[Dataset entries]
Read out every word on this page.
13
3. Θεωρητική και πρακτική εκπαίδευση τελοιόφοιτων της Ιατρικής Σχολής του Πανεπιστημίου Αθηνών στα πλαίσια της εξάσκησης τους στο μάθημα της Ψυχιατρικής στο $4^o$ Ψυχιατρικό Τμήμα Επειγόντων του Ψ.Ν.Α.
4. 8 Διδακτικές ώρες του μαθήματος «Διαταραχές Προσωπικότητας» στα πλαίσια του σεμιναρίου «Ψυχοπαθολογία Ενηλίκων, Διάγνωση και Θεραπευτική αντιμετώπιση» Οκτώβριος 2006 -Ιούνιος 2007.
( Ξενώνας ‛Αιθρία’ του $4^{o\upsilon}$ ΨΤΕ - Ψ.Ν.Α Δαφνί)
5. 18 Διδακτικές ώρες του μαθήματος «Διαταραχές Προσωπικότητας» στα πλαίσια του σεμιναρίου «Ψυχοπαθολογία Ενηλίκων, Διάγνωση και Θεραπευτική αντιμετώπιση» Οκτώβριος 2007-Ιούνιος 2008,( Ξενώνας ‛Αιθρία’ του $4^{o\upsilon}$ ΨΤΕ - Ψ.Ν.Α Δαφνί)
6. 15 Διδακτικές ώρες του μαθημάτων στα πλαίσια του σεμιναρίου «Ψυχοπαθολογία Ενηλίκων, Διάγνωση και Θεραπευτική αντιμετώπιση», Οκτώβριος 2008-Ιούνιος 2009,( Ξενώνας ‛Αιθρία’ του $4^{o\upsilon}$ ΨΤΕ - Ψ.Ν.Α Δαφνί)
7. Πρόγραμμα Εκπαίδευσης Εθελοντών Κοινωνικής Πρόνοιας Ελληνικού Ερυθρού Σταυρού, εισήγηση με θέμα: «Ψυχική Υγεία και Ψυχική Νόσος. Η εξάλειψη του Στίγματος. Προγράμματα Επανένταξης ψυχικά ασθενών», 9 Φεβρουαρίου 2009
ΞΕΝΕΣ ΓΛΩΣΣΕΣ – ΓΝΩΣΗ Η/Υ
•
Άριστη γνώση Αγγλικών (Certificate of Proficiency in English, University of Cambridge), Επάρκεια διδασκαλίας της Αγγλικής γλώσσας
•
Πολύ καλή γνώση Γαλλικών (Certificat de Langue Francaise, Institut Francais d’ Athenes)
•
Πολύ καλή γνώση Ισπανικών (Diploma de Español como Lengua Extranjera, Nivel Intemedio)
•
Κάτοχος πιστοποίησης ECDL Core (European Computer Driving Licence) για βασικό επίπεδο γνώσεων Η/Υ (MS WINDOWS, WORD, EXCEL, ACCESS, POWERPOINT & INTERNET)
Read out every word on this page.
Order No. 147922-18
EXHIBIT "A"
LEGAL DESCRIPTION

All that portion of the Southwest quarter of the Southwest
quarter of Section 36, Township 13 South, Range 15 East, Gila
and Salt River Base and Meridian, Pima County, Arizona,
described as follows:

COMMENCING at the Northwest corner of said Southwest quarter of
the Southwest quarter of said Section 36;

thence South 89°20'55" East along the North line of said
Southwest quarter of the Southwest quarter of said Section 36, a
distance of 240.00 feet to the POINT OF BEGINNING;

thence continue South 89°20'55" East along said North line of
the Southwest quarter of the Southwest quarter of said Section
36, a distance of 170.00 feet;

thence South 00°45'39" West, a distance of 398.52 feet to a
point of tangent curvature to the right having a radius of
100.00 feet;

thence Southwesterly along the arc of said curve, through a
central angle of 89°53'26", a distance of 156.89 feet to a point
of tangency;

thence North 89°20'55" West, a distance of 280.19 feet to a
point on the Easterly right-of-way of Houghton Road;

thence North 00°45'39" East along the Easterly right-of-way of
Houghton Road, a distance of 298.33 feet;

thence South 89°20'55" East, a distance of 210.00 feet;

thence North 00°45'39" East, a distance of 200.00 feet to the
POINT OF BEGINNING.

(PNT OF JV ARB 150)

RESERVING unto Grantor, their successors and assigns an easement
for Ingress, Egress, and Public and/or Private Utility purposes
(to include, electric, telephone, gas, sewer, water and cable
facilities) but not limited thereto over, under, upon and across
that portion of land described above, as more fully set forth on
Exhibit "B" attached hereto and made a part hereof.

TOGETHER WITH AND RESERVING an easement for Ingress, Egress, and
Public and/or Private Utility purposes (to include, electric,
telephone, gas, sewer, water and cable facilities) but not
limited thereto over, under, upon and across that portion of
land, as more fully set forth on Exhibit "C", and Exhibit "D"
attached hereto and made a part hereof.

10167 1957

Instructions to follow ▸ Write down only the number of lines that contain the string "forth" in the listing.

Answer for the task ▸ 2